Repeat the entire listing exactly.
##############################
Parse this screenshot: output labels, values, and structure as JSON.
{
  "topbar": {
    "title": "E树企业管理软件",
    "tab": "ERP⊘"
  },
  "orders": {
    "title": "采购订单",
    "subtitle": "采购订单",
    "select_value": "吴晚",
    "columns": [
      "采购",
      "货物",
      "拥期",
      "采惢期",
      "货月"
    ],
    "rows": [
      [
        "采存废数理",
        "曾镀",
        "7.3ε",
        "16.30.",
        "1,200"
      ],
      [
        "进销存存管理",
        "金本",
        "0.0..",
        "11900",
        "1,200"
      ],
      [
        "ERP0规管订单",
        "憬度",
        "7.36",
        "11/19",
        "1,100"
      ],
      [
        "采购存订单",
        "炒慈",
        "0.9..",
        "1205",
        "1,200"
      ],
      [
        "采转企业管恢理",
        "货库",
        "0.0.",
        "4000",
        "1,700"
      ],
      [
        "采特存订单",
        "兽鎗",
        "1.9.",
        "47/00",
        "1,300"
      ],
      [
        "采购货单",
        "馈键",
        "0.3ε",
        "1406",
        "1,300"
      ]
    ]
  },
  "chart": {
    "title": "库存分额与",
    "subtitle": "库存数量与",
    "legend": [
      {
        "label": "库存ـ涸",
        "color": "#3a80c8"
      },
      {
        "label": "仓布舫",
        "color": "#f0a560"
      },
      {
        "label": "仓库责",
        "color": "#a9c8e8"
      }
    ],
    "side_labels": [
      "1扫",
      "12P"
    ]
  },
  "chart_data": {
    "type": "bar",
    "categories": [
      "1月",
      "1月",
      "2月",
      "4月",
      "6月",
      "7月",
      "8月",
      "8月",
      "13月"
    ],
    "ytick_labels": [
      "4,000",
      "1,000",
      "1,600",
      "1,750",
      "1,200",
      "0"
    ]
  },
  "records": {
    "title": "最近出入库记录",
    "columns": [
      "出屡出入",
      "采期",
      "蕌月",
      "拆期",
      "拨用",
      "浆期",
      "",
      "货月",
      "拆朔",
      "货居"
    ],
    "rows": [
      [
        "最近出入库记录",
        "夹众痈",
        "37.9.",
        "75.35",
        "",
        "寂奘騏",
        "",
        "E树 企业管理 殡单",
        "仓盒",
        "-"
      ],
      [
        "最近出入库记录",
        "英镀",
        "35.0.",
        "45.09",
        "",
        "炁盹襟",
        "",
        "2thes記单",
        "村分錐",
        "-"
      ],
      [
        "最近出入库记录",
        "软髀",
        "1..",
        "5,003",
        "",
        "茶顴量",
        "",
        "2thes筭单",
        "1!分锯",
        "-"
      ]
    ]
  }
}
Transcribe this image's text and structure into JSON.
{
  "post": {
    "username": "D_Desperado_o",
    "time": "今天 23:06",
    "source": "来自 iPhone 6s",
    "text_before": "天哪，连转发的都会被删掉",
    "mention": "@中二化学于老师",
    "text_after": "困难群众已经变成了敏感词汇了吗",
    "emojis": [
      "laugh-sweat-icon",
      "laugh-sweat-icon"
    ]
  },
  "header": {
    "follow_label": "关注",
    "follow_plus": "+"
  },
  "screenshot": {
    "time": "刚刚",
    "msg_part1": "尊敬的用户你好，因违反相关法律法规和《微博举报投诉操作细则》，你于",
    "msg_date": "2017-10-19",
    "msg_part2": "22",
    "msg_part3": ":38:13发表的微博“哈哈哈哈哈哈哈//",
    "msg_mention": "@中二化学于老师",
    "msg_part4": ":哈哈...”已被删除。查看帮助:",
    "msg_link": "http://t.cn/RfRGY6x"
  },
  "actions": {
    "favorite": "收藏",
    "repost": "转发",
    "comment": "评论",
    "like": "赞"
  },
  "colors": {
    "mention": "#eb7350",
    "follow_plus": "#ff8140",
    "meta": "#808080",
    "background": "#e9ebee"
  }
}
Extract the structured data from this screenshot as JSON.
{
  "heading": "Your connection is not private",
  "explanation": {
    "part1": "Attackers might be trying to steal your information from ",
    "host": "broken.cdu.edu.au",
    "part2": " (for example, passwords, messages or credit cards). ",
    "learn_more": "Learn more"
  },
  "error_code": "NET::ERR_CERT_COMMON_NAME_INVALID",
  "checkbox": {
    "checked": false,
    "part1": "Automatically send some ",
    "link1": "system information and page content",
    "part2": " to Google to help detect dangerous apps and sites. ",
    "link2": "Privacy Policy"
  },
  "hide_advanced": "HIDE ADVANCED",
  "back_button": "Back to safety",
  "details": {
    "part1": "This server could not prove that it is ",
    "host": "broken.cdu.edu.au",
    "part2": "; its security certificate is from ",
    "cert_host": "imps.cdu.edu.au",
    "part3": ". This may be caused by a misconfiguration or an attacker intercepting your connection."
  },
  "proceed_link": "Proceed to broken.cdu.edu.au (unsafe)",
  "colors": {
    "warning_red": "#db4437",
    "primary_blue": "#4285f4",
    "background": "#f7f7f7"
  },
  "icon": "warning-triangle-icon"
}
##############################
* THE RESULT:
Parse this screenshot: output labels, values, and structure as JSON.
{
  "topbar": {
    "title": "E树企业管理软件",
    "tab": "ERP⊘"
  },
  "orders": {
    "title": "采购订单",
    "subtitle": "采购订单",
    "select_value": "吴晚",
    "columns": [
      "采购",
      "货物",
      "拥期",
      "采惢期",
      "货月"
    ],
    "rows": [
      [
        "采存废数理",
        "曾镀",
        "7.3ε",
        "16.30.",
        "1,200"
      ],
      [
        "进销存存管理",
        "金本",
        "0.0..",
        "11900",
        "1,200"
      ],
      [
        "ERP0规管订单",
        "憬度",
        "7.36",
        "11/19",
        "1,100"
      ],
      [
        "采购存订单",
        "炒慈",
        "0.9..",
        "1205",
        "1,200"
      ],
      [
        "采转企业管恢理",
        "货库",
        "0.0.",
        "4000",
        "1,700"
      ],
      [
        "采特存订单",
        "兽鎗",
        "1.9.",
        "47/00",
        "1,300"
      ],
      [
        "采购货单",
        "馈键",
        "0.3ε",
        "1406",
        "1,300"
      ]
    ]
  },
  "chart": {
    "title": "库存分额与",
    "subtitle": "库存数量与",
    "legend": [
      {
        "label": "库存ـ涸",
        "color": "#3a80c8"
      },
      {
        "label": "仓布舫",
        "color": "#f0a560"
      },
      {
        "label": "仓库责",
        "color": "#a9c8e8"
      }
    ],
    "side_labels": [
      "1扫",
      "12P"
    ]
  },
  "chart_data": {
    "type": "bar",
    "categories": [
      "1月",
      "1月",
      "2月",
      "4月",
      "6月",
      "7月",
      "8月",
      "8月",
      "13月"
    ],
    "ytick_labels": [
      "4,000",
      "1,000",
      "1,600",
      "1,750",
      "1,200",
      "0"
    ]
  },
  "records": {
    "title": "最近出入库记录",
    "columns": [
      "出屡出入",
      "采期",
      "蕌月",
      "拆期",
      "拨用",
      "浆期",
      "",
      "货月",
      "拆朔",
      "货居"
    ],
    "rows": [
      [
        "最近出入库记录",
        "夹众痈",
        "37.9.",
        "75.35",
        "",
        "寂奘騏",
        "",
        "E树 企业管理 殡单",
        "仓盒",
        "-"
      ],
      [
        "最近出入库记录",
        "英镀",
        "35.0.",
        "45.09",
        "",
        "炁盹襟",
        "",
        "2thes記单",
        "村分錐",
        "-"
      ],
      [
        "最近出入库记录",
        "软髀",
        "1..",
        "5,003",
        "",
        "茶顴量",
        "",
        "2thes筭单",
        "1!分锯",
        "-"
      ]
    ]
  }
}
Transcribe this image's text and structure into JSON.
{
  "post": {
    "username": "D_Desperado_o",
    "time": "今天 23:06",
    "source": "来自 iPhone 6s",
    "text_before": "天哪，连转发的都会被删掉",
    "mention": "@中二化学于老师",
    "text_after": "困难群众已经变成了敏感词汇了吗",
    "emojis": [
      "laugh-sweat-icon",
      "laugh-sweat-icon"
    ]
  },
  "header": {
    "follow_label": "关注",
    "follow_plus": "+"
  },
  "screenshot": {
    "time": "刚刚",
    "msg_part1": "尊敬的用户你好，因违反相关法律法规和《微博举报投诉操作细则》，你于",
    "msg_date": "2017-10-19",
    "msg_part2": "22",
    "msg_part3": ":38:13发表的微博“哈哈哈哈哈哈哈//",
    "msg_mention": "@中二化学于老师",
    "msg_part4": ":哈哈...”已被删除。查看帮助:",
    "msg_link": "http://t.cn/RfRGY6x"
  },
  "actions": {
    "favorite": "收藏",
    "repost": "转发",
    "comment": "评论",
    "like": "赞"
  },
  "colors": {
    "mention": "#eb7350",
    "follow_plus": "#ff8140",
    "meta": "#808080",
    "background": "#e9ebee"
  }
}
Extract the structured data from this screenshot as JSON.
{
  "heading": "Your connection is not private",
  "explanation": {
    "part1": "Attackers might be trying to steal your information from ",
    "host": "broken.cdu.edu.au",
    "part2": " (for example, passwords, messages or credit cards). ",
    "learn_more": "Learn more"
  },
  "error_code": "NET::ERR_CERT_COMMON_NAME_INVALID",
  "checkbox": {
    "checked": false,
    "part1": "Automatically send some ",
    "link1": "system information and page content",
    "part2": " to Google to help detect dangerous apps and sites. ",
    "link2": "Privacy Policy"
  },
  "hide_advanced": "HIDE ADVANCED",
  "back_button": "Back to safety",
  "details": {
    "part1": "This server could not prove that it is ",
    "host": "broken.cdu.edu.au",
    "part2": "; its security certificate is from ",
    "cert_host": "imps.cdu.edu.au",
    "part3": ". This may be caused by a misconfiguration or an attacker intercepting your connection."
  },
  "proceed_link": "Proceed to broken.cdu.edu.au (unsafe)",
  "colors": {
    "warning_red": "#db4437",
    "primary_blue": "#4285f4",
    "background": "#f7f7f7"
  },
  "icon": "warning-triangle-icon"
}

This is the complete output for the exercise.